Request | Find how many lines of the listing include the string "text", and report only that figure.

Dataset records on visual material
start

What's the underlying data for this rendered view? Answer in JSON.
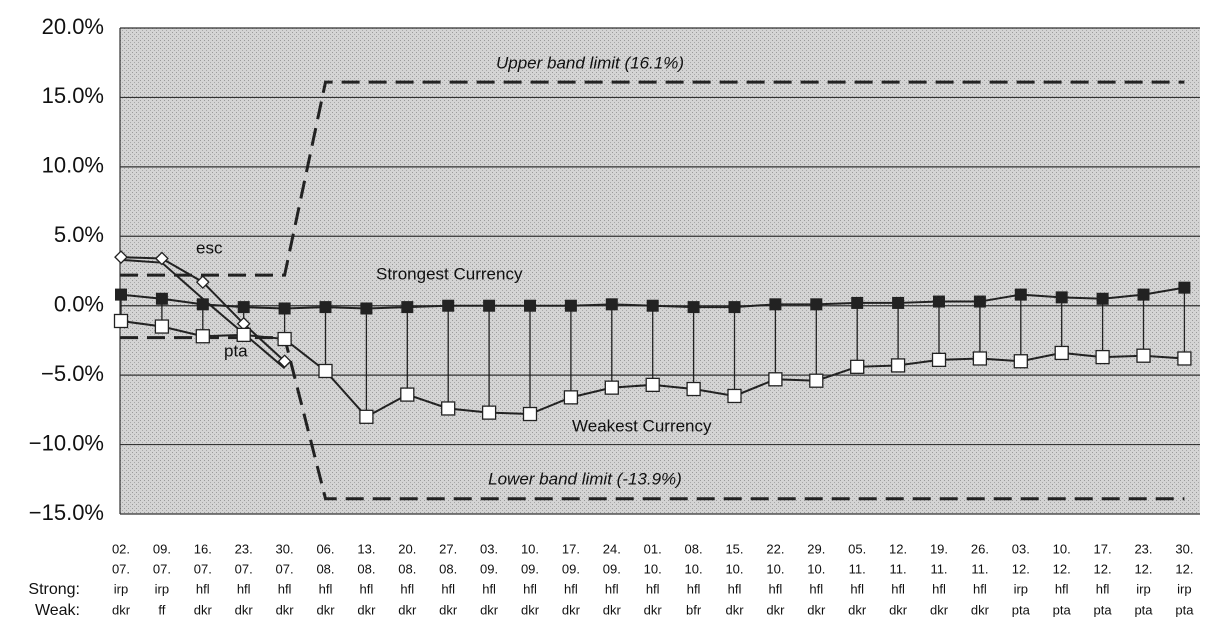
{
  "chart_data": {
    "type": "line",
    "categories": [
      [
        "02.",
        "07."
      ],
      [
        "09.",
        "07."
      ],
      [
        "16.",
        "07."
      ],
      [
        "23.",
        "07."
      ],
      [
        "30.",
        "07."
      ],
      [
        "06.",
        "08."
      ],
      [
        "13.",
        "08."
      ],
      [
        "20.",
        "08."
      ],
      [
        "27.",
        "08."
      ],
      [
        "03.",
        "09."
      ],
      [
        "10.",
        "09."
      ],
      [
        "17.",
        "09."
      ],
      [
        "24.",
        "09."
      ],
      [
        "01.",
        "10."
      ],
      [
        "08.",
        "10."
      ],
      [
        "15.",
        "10."
      ],
      [
        "22.",
        "10."
      ],
      [
        "29.",
        "10."
      ],
      [
        "05.",
        "11."
      ],
      [
        "12.",
        "11."
      ],
      [
        "19.",
        "11."
      ],
      [
        "26.",
        "11."
      ],
      [
        "03.",
        "12."
      ],
      [
        "10.",
        "12."
      ],
      [
        "17.",
        "12."
      ],
      [
        "23.",
        "12."
      ],
      [
        "30.",
        "12."
      ]
    ],
    "strong_label": "Strong:",
    "strong": [
      "irp",
      "irp",
      "hfl",
      "hfl",
      "hfl",
      "hfl",
      "hfl",
      "hfl",
      "hfl",
      "hfl",
      "hfl",
      "hfl",
      "hfl",
      "hfl",
      "hfl",
      "hfl",
      "hfl",
      "hfl",
      "hfl",
      "hfl",
      "hfl",
      "hfl",
      "irp",
      "hfl",
      "hfl",
      "irp",
      "irp"
    ],
    "weak_label": "Weak:",
    "weak": [
      "dkr",
      "ff",
      "dkr",
      "dkr",
      "dkr",
      "dkr",
      "dkr",
      "dkr",
      "dkr",
      "dkr",
      "dkr",
      "dkr",
      "dkr",
      "dkr",
      "bfr",
      "dkr",
      "dkr",
      "dkr",
      "dkr",
      "dkr",
      "dkr",
      "dkr",
      "pta",
      "pta",
      "pta",
      "pta",
      "pta"
    ],
    "series": [
      {
        "name": "Strongest Currency",
        "color": "#222",
        "marker": "filled-square",
        "values": [
          0.8,
          0.5,
          0.1,
          -0.1,
          -0.2,
          -0.1,
          -0.2,
          -0.1,
          0.0,
          0.0,
          0.0,
          0.0,
          0.1,
          0.0,
          -0.1,
          -0.1,
          0.1,
          0.1,
          0.2,
          0.2,
          0.3,
          0.3,
          0.8,
          0.6,
          0.5,
          0.8,
          1.3
        ]
      },
      {
        "name": "Weakest Currency",
        "color": "#222",
        "marker": "open-square",
        "values": [
          -1.1,
          -1.5,
          -2.2,
          -2.1,
          -2.4,
          -4.7,
          -8.0,
          -6.4,
          -7.4,
          -7.7,
          -7.8,
          -6.6,
          -5.9,
          -5.7,
          -6.0,
          -6.5,
          -5.3,
          -5.4,
          -4.4,
          -4.3,
          -3.9,
          -3.8,
          -4.0,
          -3.4,
          -3.7,
          -3.6,
          -3.8
        ]
      },
      {
        "name": "esc",
        "color": "#222",
        "marker": "diamond",
        "values": [
          3.5,
          3.4,
          1.7,
          -1.3,
          -4.0,
          null,
          null,
          null,
          null,
          null,
          null,
          null,
          null,
          null,
          null,
          null,
          null,
          null,
          null,
          null,
          null,
          null,
          null,
          null,
          null,
          null,
          null
        ]
      },
      {
        "name": "pta",
        "color": "#222",
        "marker": "none",
        "values": [
          3.3,
          3.1,
          0.5,
          -2.0,
          -4.5,
          null,
          null,
          null,
          null,
          null,
          null,
          null,
          null,
          null,
          null,
          null,
          null,
          null,
          null,
          null,
          null,
          null,
          null,
          null,
          null,
          null,
          null
        ]
      },
      {
        "name": "Upper band limit (16.1%)",
        "color": "#222",
        "dashed": true,
        "values": [
          2.2,
          2.2,
          2.2,
          2.2,
          2.2,
          16.1,
          16.1,
          16.1,
          16.1,
          16.1,
          16.1,
          16.1,
          16.1,
          16.1,
          16.1,
          16.1,
          16.1,
          16.1,
          16.1,
          16.1,
          16.1,
          16.1,
          16.1,
          16.1,
          16.1,
          16.1,
          16.1
        ]
      },
      {
        "name": "Lower band limit (-13.9%)",
        "color": "#222",
        "dashed": true,
        "values": [
          -2.3,
          -2.3,
          -2.3,
          -2.3,
          -2.3,
          -13.9,
          -13.9,
          -13.9,
          -13.9,
          -13.9,
          -13.9,
          -13.9,
          -13.9,
          -13.9,
          -13.9,
          -13.9,
          -13.9,
          -13.9,
          -13.9,
          -13.9,
          -13.9,
          -13.9,
          -13.9,
          -13.9,
          -13.9,
          -13.9,
          -13.9
        ]
      }
    ],
    "ylim": [
      -15,
      20
    ],
    "yticks": [
      {
        "value": -15,
        "label": "−15.0%"
      },
      {
        "value": -10,
        "label": "−10.0%"
      },
      {
        "value": -5,
        "label": "−5.0%"
      },
      {
        "value": 0,
        "label": "0.0%"
      },
      {
        "value": 5,
        "label": "5.0%"
      },
      {
        "value": 10,
        "label": "10.0%"
      },
      {
        "value": 15,
        "label": "15.0%"
      },
      {
        "value": 20,
        "label": "20.0%"
      }
    ],
    "grid": true
  }
}
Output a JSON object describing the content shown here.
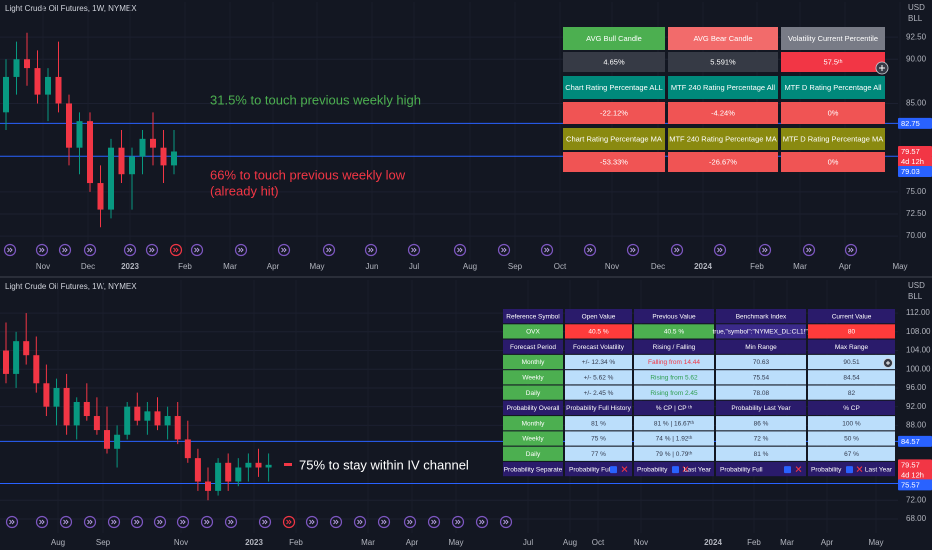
{
  "top_chart": {
    "title": "Light Crude Oil Futures, 1W, NYMEX",
    "currency": "USD",
    "unit": "BLL",
    "ylim": [
      67.3,
      96.7
    ],
    "yticks": [
      {
        "value": 92.5,
        "label": "92.50"
      },
      {
        "value": 90,
        "label": "90.00"
      },
      {
        "value": 85,
        "label": "85.00"
      },
      {
        "value": 75,
        "label": "75.00"
      },
      {
        "value": 72.5,
        "label": "72.50"
      },
      {
        "value": 70,
        "label": "70.00"
      }
    ],
    "xticks": [
      "Nov",
      "Dec",
      "2023",
      "Feb",
      "Mar",
      "Apr",
      "May",
      "Jun",
      "Jul",
      "Aug",
      "Sep",
      "Oct",
      "Nov",
      "Dec",
      "2024",
      "Feb",
      "Mar",
      "Apr",
      "May"
    ],
    "candles": [
      [
        84,
        90,
        82,
        88
      ],
      [
        88,
        92,
        86,
        90
      ],
      [
        90,
        93,
        87,
        89
      ],
      [
        89,
        91,
        85,
        86
      ],
      [
        86,
        89,
        83,
        88
      ],
      [
        88,
        92,
        84,
        85
      ],
      [
        85,
        86,
        78,
        80
      ],
      [
        80,
        84,
        77,
        83
      ],
      [
        83,
        84,
        75,
        76
      ],
      [
        76,
        78,
        71,
        73
      ],
      [
        73,
        81,
        72,
        80
      ],
      [
        80,
        82,
        76,
        77
      ],
      [
        77,
        80,
        73,
        79
      ],
      [
        79,
        82,
        77,
        81
      ],
      [
        81,
        84,
        78,
        80
      ],
      [
        80,
        82,
        76,
        78
      ],
      [
        78,
        82,
        77,
        79.57
      ]
    ],
    "levels": [
      82.75,
      79.03
    ],
    "last_price": 79.57,
    "countdown": "4d 12h",
    "annotations": [
      {
        "text": "31.5% to touch previous weekly high",
        "color": "#4caf50"
      },
      {
        "text": "66% to touch previous weekly low",
        "color": "#f23645"
      },
      {
        "text": "(already hit)",
        "color": "#f23645"
      }
    ],
    "table": {
      "rows": [
        [
          "AVG Bull Candle",
          "AVG Bear Candle",
          "Volatility Current Percentile"
        ],
        [
          "4.65%",
          "5.591%",
          "57.5ᵗʰ"
        ],
        [
          "Chart Rating Percentage ALL",
          "MTF 240 Rating Percentage All",
          "MTF D Rating Percentage All"
        ],
        [
          "-22.12%",
          "-4.24%",
          "0%"
        ],
        [
          "Chart Rating Percentage MA",
          "MTF 240 Rating Percentage MA",
          "MTF D Rating Percentage MA"
        ],
        [
          "-53.33%",
          "-26.67%",
          "0%"
        ]
      ]
    }
  },
  "bottom_chart": {
    "title": "Light Crude Oil Futures, 1W, NYMEX",
    "currency": "USD",
    "unit": "BLL",
    "ylim": [
      65,
      119.5
    ],
    "yticks": [
      {
        "value": 112,
        "label": "112.00"
      },
      {
        "value": 108,
        "label": "108.00"
      },
      {
        "value": 104,
        "label": "104.00"
      },
      {
        "value": 100,
        "label": "100.00"
      },
      {
        "value": 96,
        "label": "96.00"
      },
      {
        "value": 92,
        "label": "92.00"
      },
      {
        "value": 88,
        "label": "88.00"
      },
      {
        "value": 72,
        "label": "72.00"
      },
      {
        "value": 68,
        "label": "68.00"
      }
    ],
    "xticks": [
      "Aug",
      "Sep",
      "Nov",
      "2023",
      "Feb",
      "Mar",
      "Apr",
      "May",
      "Jul",
      "Aug",
      "Oct",
      "Nov",
      "2024",
      "Feb",
      "Mar",
      "Apr",
      "May"
    ],
    "candles": [
      [
        104,
        110,
        97,
        99
      ],
      [
        99,
        108,
        96,
        106
      ],
      [
        106,
        112,
        101,
        103
      ],
      [
        103,
        107,
        95,
        97
      ],
      [
        97,
        101,
        90,
        92
      ],
      [
        92,
        98,
        88,
        96
      ],
      [
        96,
        99,
        86,
        88
      ],
      [
        88,
        94,
        85,
        93
      ],
      [
        93,
        97,
        89,
        90
      ],
      [
        90,
        94,
        86,
        87
      ],
      [
        87,
        92,
        82,
        83
      ],
      [
        83,
        88,
        79,
        86
      ],
      [
        86,
        93,
        85,
        92
      ],
      [
        92,
        95,
        88,
        89
      ],
      [
        89,
        93,
        86,
        91
      ],
      [
        91,
        94,
        87,
        88
      ],
      [
        88,
        92,
        85,
        90
      ],
      [
        90,
        93,
        84,
        85
      ],
      [
        85,
        89,
        80,
        81
      ],
      [
        81,
        83,
        74,
        76
      ],
      [
        76,
        79,
        72,
        74
      ],
      [
        74,
        81,
        73,
        80
      ],
      [
        80,
        82,
        74,
        76
      ],
      [
        76,
        81,
        75,
        79
      ],
      [
        79,
        82,
        76,
        80
      ],
      [
        80,
        83,
        77,
        79
      ],
      [
        79,
        82,
        76,
        79.57
      ]
    ],
    "levels": [
      84.57,
      75.57
    ],
    "last_price": 79.57,
    "countdown": "4d 12h",
    "annotations": [
      {
        "text": "75% to stay within IV channel",
        "color": "#ffffff"
      }
    ],
    "table": {
      "rows": [
        [
          "Reference Symbol",
          "Open Value",
          "Previous Value",
          "Benchmark Index",
          "Current Value"
        ],
        [
          "OVX",
          "40.5 %",
          "40.5 %",
          "true,\"symbol\":\"NYMEX_DL:CL1!\"]",
          "80"
        ],
        [
          "Forecast Period",
          "Forecast Volatility",
          "Rising / Falling",
          "Min Range",
          "Max Range"
        ],
        [
          "Monthly",
          "+/- 12.34 %",
          "Falling from 14.44",
          "70.63",
          "90.51"
        ],
        [
          "Weekly",
          "+/- 5.62 %",
          "Rising from 5.62",
          "75.54",
          "84.54"
        ],
        [
          "Daily",
          "+/- 2.45 %",
          "Rising from 2.45",
          "78.08",
          "82"
        ],
        [
          "Probability Overall",
          "Probability Full History",
          "% CP  |  CP ᵗʰ",
          "Probability Last Year",
          "% CP"
        ],
        [
          "Monthly",
          "81 %",
          "81 %  |  16.67ᵗʰ",
          "86 %",
          "100 %"
        ],
        [
          "Weekly",
          "75 %",
          "74 %  |  1.92ᵗʰ",
          "72 %",
          "50 %"
        ],
        [
          "Daily",
          "77 %",
          "79 %  |  0.79ᵗʰ",
          "81 %",
          "67 %"
        ],
        [
          "Probability Separate",
          [
            "Probability Full"
          ],
          [
            "Probability",
            "Last Year"
          ],
          [
            "Probability Full"
          ],
          [
            "Probability",
            "Last Year"
          ]
        ]
      ]
    }
  }
}
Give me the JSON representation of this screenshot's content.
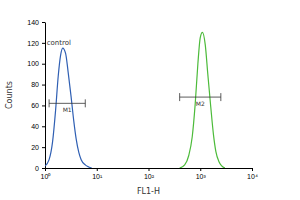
{
  "chart_data": {
    "type": "line",
    "log": "x",
    "x_label": "FL1-H",
    "y_label": "Counts",
    "xlim": [
      1,
      10000
    ],
    "ylim": [
      0,
      140
    ],
    "xticks": [
      {
        "value": 1,
        "label": "10⁰"
      },
      {
        "value": 10,
        "label": "10¹"
      },
      {
        "value": 100,
        "label": "10²"
      },
      {
        "value": 1000,
        "label": "10³"
      },
      {
        "value": 10000,
        "label": "10⁴"
      }
    ],
    "yticks": [
      0,
      20,
      40,
      60,
      80,
      100,
      120,
      140
    ],
    "series": [
      {
        "name": "control",
        "color": "#2f5fb3",
        "x": [
          1,
          1.2,
          1.4,
          1.6,
          1.8,
          2.0,
          2.2,
          2.5,
          2.8,
          3.2,
          3.6,
          4.0,
          4.5,
          5.0,
          6.0,
          7.0,
          8.0
        ],
        "values": [
          2,
          8,
          25,
          55,
          88,
          108,
          115,
          110,
          92,
          68,
          45,
          28,
          15,
          8,
          3,
          1,
          0
        ]
      },
      {
        "color": "#4cbb3a",
        "x": [
          400,
          500,
          600,
          700,
          800,
          900,
          1000,
          1100,
          1250,
          1400,
          1600,
          1800,
          2000,
          2300,
          2600,
          3000
        ],
        "values": [
          0,
          3,
          12,
          30,
          62,
          100,
          125,
          130,
          118,
          90,
          58,
          32,
          16,
          6,
          2,
          0
        ]
      }
    ],
    "annotations": [
      {
        "text": "M1",
        "x": [
          1.2,
          6
        ],
        "y": 62
      },
      {
        "text": "M2",
        "x": [
          400,
          2500
        ],
        "y": 68
      }
    ]
  }
}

end

Output below | 6